Required task
Provide an exact reproduction of every entry.

Dataset rows
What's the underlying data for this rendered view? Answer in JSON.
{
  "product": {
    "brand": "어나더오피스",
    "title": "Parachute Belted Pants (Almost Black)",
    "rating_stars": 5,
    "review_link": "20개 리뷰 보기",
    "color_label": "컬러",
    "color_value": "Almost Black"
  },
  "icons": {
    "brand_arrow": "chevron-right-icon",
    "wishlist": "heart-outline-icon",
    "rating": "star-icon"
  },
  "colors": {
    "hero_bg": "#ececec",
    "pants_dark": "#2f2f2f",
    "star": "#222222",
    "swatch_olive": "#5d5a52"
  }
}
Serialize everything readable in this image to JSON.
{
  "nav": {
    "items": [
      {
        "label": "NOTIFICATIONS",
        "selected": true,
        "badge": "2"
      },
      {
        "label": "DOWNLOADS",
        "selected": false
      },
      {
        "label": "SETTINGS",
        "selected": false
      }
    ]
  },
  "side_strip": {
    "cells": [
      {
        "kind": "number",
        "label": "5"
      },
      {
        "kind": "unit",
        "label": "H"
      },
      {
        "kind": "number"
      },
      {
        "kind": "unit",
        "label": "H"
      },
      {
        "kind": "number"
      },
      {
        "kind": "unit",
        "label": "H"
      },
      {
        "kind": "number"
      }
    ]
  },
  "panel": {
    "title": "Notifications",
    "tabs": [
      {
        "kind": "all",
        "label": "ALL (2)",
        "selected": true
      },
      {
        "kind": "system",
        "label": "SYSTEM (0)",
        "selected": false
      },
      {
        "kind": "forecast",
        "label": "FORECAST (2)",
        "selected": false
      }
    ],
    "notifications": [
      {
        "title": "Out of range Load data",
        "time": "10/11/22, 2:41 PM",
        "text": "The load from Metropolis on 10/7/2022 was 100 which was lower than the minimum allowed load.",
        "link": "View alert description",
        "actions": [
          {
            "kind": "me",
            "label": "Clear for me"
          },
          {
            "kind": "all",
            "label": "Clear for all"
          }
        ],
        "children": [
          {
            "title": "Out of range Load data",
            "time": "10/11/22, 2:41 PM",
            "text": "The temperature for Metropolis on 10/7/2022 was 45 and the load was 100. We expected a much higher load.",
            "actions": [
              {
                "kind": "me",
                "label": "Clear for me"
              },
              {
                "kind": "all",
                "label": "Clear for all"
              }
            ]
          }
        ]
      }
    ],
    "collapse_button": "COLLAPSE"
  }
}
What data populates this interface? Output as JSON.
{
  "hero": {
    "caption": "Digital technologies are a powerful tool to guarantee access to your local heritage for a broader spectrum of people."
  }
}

Full solution
What's the underlying data for this rendered view? Answer in JSON.
{
  "product": {
    "brand": "어나더오피스",
    "title": "Parachute Belted Pants (Almost Black)",
    "rating_stars": 5,
    "review_link": "20개 리뷰 보기",
    "color_label": "컬러",
    "color_value": "Almost Black"
  },
  "icons": {
    "brand_arrow": "chevron-right-icon",
    "wishlist": "heart-outline-icon",
    "rating": "star-icon"
  },
  "colors": {
    "hero_bg": "#ececec",
    "pants_dark": "#2f2f2f",
    "star": "#222222",
    "swatch_olive": "#5d5a52"
  }
}
Serialize everything readable in this image to JSON.
{
  "nav": {
    "items": [
      {
        "label": "NOTIFICATIONS",
        "selected": true,
        "badge": "2"
      },
      {
        "label": "DOWNLOADS",
        "selected": false
      },
      {
        "label": "SETTINGS",
        "selected": false
      }
    ]
  },
  "side_strip": {
    "cells": [
      {
        "kind": "number",
        "label": "5"
      },
      {
        "kind": "unit",
        "label": "H"
      },
      {
        "kind": "number"
      },
      {
        "kind": "unit",
        "label": "H"
      },
      {
        "kind": "number"
      },
      {
        "kind": "unit",
        "label": "H"
      },
      {
        "kind": "number"
      }
    ]
  },
  "panel": {
    "title": "Notifications",
    "tabs": [
      {
        "kind": "all",
        "label": "ALL (2)",
        "selected": true
      },
      {
        "kind": "system",
        "label": "SYSTEM (0)",
        "selected": false
      },
      {
        "kind": "forecast",
        "label": "FORECAST (2)",
        "selected": false
      }
    ],
    "notifications": [
      {
        "title": "Out of range Load data",
        "time": "10/11/22, 2:41 PM",
        "text": "The load from Metropolis on 10/7/2022 was 100 which was lower than the minimum allowed load.",
        "link": "View alert description",
        "actions": [
          {
            "kind": "me",
            "label": "Clear for me"
          },
          {
            "kind": "all",
            "label": "Clear for all"
          }
        ],
        "children": [
          {
            "title": "Out of range Load data",
            "time": "10/11/22, 2:41 PM",
            "text": "The temperature for Metropolis on 10/7/2022 was 45 and the load was 100. We expected a much higher load.",
            "actions": [
              {
                "kind": "me",
                "label": "Clear for me"
              },
              {
                "kind": "all",
                "label": "Clear for all"
              }
            ]
          }
        ]
      }
    ],
    "collapse_button": "COLLAPSE"
  }
}
What data populates this interface? Output as JSON.
{
  "hero": {
    "caption": "Digital technologies are a powerful tool to guarantee access to your local heritage for a broader spectrum of people."
  }
}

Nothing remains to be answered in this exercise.